++++ PROVIDED DATA ++++
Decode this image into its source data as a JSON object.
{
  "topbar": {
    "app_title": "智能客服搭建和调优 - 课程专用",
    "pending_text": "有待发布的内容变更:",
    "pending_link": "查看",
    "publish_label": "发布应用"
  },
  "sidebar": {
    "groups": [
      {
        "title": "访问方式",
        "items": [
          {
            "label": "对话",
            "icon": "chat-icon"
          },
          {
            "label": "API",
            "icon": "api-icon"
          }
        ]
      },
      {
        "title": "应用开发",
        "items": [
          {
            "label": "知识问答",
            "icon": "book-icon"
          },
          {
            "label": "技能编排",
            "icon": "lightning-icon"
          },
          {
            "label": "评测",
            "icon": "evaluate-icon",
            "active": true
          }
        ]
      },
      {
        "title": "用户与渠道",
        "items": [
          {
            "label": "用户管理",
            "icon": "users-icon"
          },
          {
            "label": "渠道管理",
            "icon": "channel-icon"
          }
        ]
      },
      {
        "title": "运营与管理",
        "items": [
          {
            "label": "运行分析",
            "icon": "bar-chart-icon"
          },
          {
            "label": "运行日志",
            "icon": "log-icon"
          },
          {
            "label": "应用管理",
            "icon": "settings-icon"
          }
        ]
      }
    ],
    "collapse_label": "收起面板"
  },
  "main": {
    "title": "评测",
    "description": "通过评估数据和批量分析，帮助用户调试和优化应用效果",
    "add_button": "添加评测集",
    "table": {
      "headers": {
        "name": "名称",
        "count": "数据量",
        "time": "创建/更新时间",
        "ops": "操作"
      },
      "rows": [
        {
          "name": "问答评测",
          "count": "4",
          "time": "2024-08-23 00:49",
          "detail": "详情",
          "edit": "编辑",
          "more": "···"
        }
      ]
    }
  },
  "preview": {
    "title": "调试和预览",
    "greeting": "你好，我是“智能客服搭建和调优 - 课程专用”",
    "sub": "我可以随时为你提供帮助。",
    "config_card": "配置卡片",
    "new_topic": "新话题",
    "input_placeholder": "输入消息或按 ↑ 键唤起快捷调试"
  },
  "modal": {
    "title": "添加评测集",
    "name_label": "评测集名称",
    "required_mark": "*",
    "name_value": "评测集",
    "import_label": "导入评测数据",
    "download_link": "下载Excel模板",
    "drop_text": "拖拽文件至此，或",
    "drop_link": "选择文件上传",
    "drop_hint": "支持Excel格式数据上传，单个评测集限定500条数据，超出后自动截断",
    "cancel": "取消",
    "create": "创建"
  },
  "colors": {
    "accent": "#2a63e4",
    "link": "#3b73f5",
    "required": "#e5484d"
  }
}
++++
■ **WHAT THE TASK REQUIRES**
The entries above must be returned in full, exactly as shown.

■ **EXPECTED OUTPUT**
Decode this image into its source data as a JSON object.
{
  "topbar": {
    "app_title": "智能客服搭建和调优 - 课程专用",
    "pending_text": "有待发布的内容变更:",
    "pending_link": "查看",
    "publish_label": "发布应用"
  },
  "sidebar": {
    "groups": [
      {
        "title": "访问方式",
        "items": [
          {
            "label": "对话",
            "icon": "chat-icon"
          },
          {
            "label": "API",
            "icon": "api-icon"
          }
        ]
      },
      {
        "title": "应用开发",
        "items": [
          {
            "label": "知识问答",
            "icon": "book-icon"
          },
          {
            "label": "技能编排",
            "icon": "lightning-icon"
          },
          {
            "label": "评测",
            "icon": "evaluate-icon",
            "active": true
          }
        ]
      },
      {
        "title": "用户与渠道",
        "items": [
          {
            "label": "用户管理",
            "icon": "users-icon"
          },
          {
            "label": "渠道管理",
            "icon": "channel-icon"
          }
        ]
      },
      {
        "title": "运营与管理",
        "items": [
          {
            "label": "运行分析",
            "icon": "bar-chart-icon"
          },
          {
            "label": "运行日志",
            "icon": "log-icon"
          },
          {
            "label": "应用管理",
            "icon": "settings-icon"
          }
        ]
      }
    ],
    "collapse_label": "收起面板"
  },
  "main": {
    "title": "评测",
    "description": "通过评估数据和批量分析，帮助用户调试和优化应用效果",
    "add_button": "添加评测集",
    "table": {
      "headers": {
        "name": "名称",
        "count": "数据量",
        "time": "创建/更新时间",
        "ops": "操作"
      },
      "rows": [
        {
          "name": "问答评测",
          "count": "4",
          "time": "2024-08-23 00:49",
          "detail": "详情",
          "edit": "编辑",
          "more": "···"
        }
      ]
    }
  },
  "preview": {
    "title": "调试和预览",
    "greeting": "你好，我是“智能客服搭建和调优 - 课程专用”",
    "sub": "我可以随时为你提供帮助。",
    "config_card": "配置卡片",
    "new_topic": "新话题",
    "input_placeholder": "输入消息或按 ↑ 键唤起快捷调试"
  },
  "modal": {
    "title": "添加评测集",
    "name_label": "评测集名称",
    "required_mark": "*",
    "name_value": "评测集",
    "import_label": "导入评测数据",
    "download_link": "下载Excel模板",
    "drop_text": "拖拽文件至此，或",
    "drop_link": "选择文件上传",
    "drop_hint": "支持Excel格式数据上传，单个评测集限定500条数据，超出后自动截断",
    "cancel": "取消",
    "create": "创建"
  },
  "colors": {
    "accent": "#2a63e4",
    "link": "#3b73f5",
    "required": "#e5484d"
  }
}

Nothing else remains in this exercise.